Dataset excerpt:
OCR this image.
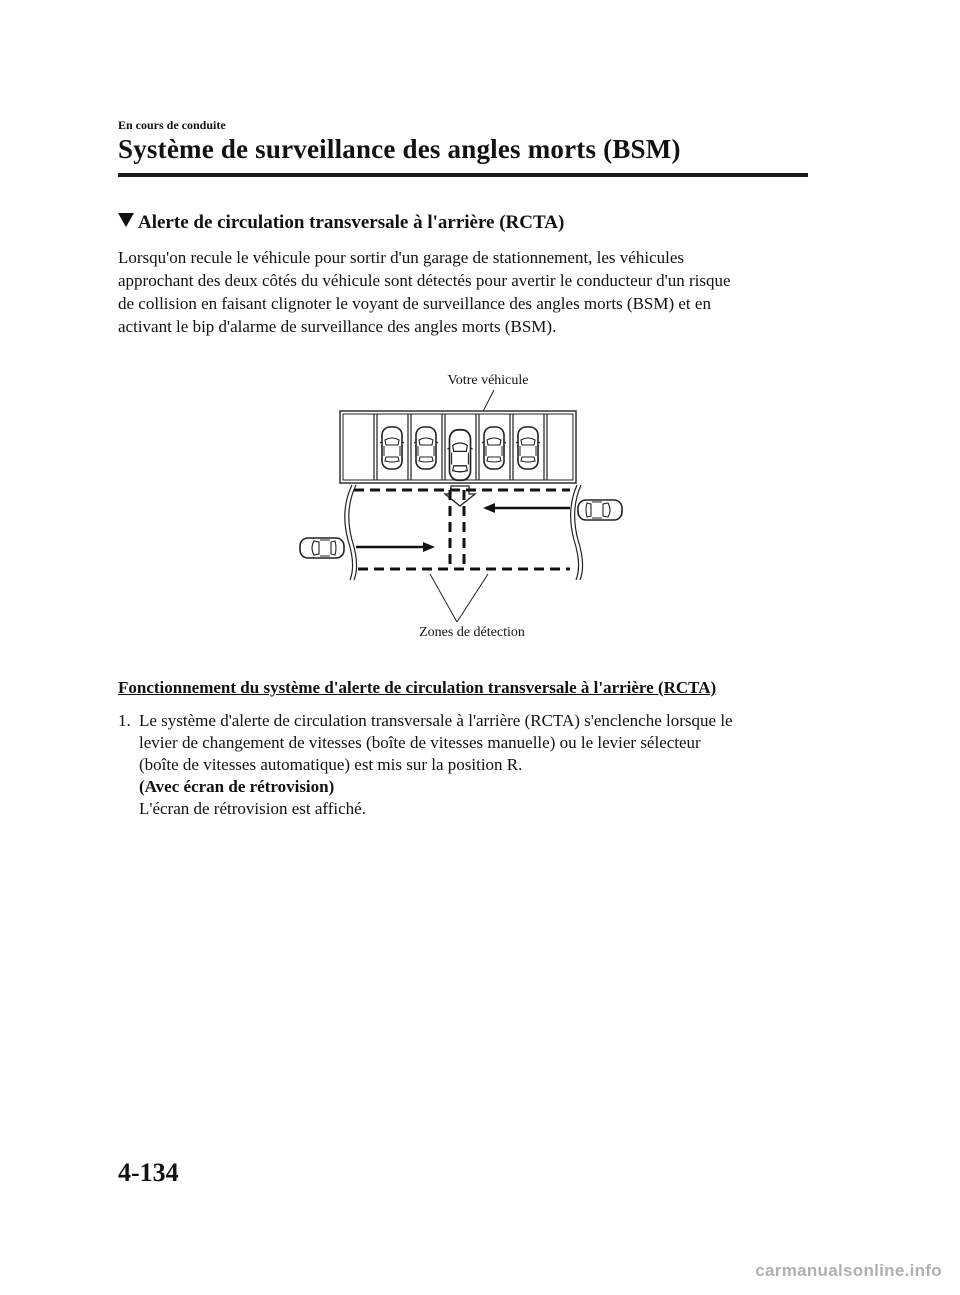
En cours de conduite
Système de surveillance des angles morts (BSM)
Alerte de circulation transversale à l'arrière (RCTA)
Lorsqu'on recule le véhicule pour sortir d'un garage de stationnement, les véhicules
approchant des deux côtés du véhicule sont détectés pour avertir le conducteur d'un risque
de collision en faisant clignoter le voyant de surveillance des angles morts (BSM) et en
activant le bip d'alarme de surveillance des angles morts (BSM).
Votre véhicule
Zones de détection
Fonctionnement du système d'alerte de circulation transversale à l'arrière (RCTA)
1. Le système d'alerte de circulation transversale à l'arrière (RCTA) s'enclenche lorsque le
levier de changement de vitesses (boîte de vitesses manuelle) ou le levier sélecteur
(boîte de vitesses automatique) est mis sur la position R.
(Avec écran de rétrovision)
L'écran de rétrovision est affiché.
4-134
carmanualsonline.info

- **EXERCISE INSTRUCTIONS**
Copy every line in the records above that contains the word "transversale".

- **EXPECTED ANSWER**
Alerte de circulation transversale à l'arrière (RCTA)
Fonctionnement du système d'alerte de circulation transversale à l'arrière (RCTA)
1. Le système d'alerte de circulation transversale à l'arrière (RCTA) s'enclenche lorsque le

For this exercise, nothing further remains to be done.